Go through the material below and copy all lines with "授予理学学士学位".

_____

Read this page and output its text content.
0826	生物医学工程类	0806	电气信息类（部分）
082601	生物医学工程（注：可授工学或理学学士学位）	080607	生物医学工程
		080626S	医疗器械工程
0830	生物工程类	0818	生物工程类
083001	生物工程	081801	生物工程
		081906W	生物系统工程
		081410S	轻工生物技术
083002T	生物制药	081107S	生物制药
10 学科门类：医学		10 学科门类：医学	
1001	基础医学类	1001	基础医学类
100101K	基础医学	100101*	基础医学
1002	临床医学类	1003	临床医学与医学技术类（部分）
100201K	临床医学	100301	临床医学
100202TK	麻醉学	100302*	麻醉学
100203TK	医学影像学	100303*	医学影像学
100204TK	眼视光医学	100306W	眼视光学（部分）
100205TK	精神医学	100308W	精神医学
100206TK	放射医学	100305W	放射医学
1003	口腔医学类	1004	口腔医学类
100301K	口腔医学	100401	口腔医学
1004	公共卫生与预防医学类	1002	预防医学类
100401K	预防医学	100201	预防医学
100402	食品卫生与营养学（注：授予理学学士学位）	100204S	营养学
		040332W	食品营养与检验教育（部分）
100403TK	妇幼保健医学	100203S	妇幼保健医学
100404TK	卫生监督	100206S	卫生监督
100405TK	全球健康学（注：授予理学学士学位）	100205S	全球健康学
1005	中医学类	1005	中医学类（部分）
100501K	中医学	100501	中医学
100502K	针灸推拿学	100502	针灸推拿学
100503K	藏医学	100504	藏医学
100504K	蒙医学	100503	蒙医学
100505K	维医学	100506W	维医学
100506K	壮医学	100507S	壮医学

_____

§ **RESULT OF THIS TASK**
100402	食品卫生与营养学（注：授予理学学士学位）	100204S	营养学
100405TK	全球健康学（注：授予理学学士学位）	100205S	全球健康学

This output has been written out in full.